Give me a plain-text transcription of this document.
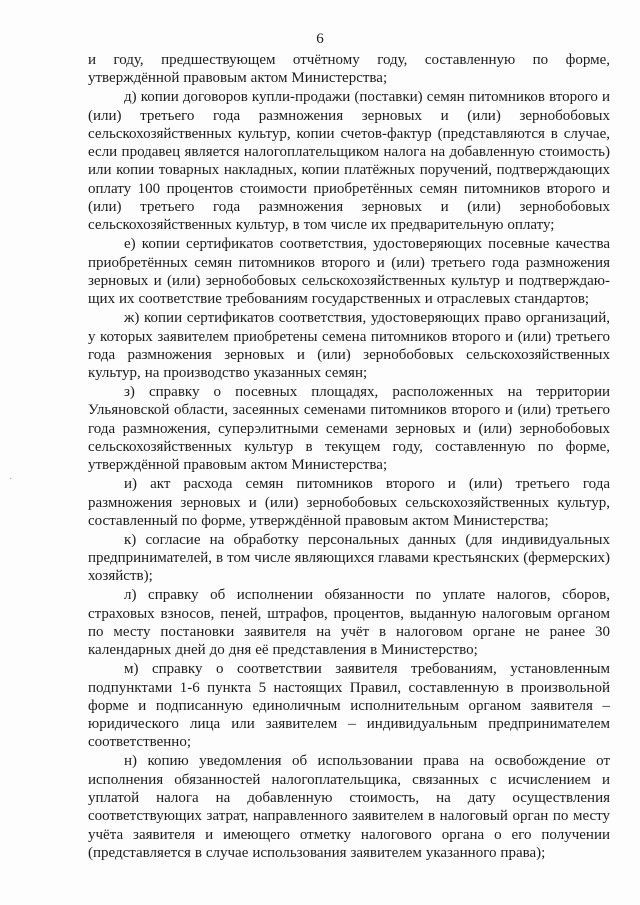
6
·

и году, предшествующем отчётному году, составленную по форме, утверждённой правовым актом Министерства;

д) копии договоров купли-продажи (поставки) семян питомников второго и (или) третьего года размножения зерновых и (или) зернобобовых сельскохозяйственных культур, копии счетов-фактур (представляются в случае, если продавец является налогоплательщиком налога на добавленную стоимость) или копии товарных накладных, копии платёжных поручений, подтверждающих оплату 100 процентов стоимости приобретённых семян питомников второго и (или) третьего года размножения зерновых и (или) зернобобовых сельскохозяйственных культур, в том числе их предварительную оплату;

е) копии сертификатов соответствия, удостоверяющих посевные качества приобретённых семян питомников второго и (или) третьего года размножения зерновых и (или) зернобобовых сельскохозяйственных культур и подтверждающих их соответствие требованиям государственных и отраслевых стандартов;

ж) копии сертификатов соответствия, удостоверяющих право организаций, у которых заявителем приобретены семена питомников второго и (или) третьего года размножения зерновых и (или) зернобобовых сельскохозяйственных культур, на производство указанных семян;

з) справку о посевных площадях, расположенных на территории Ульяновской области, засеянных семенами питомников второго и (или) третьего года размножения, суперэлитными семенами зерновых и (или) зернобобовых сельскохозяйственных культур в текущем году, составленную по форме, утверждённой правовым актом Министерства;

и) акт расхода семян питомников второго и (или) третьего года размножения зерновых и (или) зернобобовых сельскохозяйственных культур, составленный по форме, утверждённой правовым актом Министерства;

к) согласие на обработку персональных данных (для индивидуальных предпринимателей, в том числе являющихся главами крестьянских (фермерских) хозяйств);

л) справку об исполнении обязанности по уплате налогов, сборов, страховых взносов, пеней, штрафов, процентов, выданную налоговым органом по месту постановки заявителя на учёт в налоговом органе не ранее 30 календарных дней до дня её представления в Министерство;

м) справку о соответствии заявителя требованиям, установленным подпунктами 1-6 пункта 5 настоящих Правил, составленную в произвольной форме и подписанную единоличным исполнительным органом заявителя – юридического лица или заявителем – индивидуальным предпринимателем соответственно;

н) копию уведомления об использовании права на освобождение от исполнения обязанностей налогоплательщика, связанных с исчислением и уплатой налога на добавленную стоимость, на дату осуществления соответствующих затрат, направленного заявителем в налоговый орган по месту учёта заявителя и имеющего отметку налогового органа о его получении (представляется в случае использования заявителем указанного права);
--------
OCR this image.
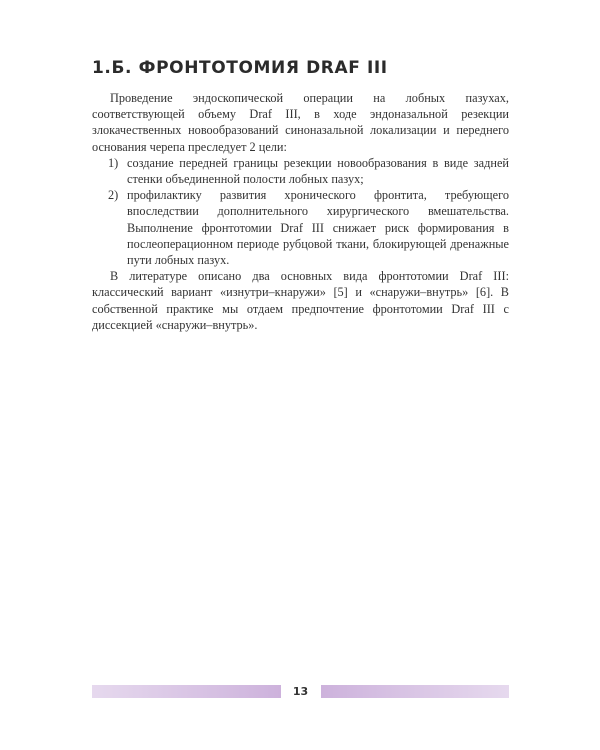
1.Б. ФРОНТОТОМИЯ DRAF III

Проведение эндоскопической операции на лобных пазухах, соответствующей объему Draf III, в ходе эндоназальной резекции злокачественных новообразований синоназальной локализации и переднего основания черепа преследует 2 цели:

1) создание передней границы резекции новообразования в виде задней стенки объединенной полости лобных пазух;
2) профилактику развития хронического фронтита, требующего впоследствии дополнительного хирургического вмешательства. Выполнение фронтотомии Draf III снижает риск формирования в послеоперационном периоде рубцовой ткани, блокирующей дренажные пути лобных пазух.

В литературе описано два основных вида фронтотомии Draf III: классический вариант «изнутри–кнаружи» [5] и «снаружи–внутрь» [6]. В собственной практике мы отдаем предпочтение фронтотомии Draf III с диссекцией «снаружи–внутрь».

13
--------
- [SHORT TASK]:
Your reply is one number: how many lines of the records above contain the word "this".

- [REPLY TO THE TASK]:
2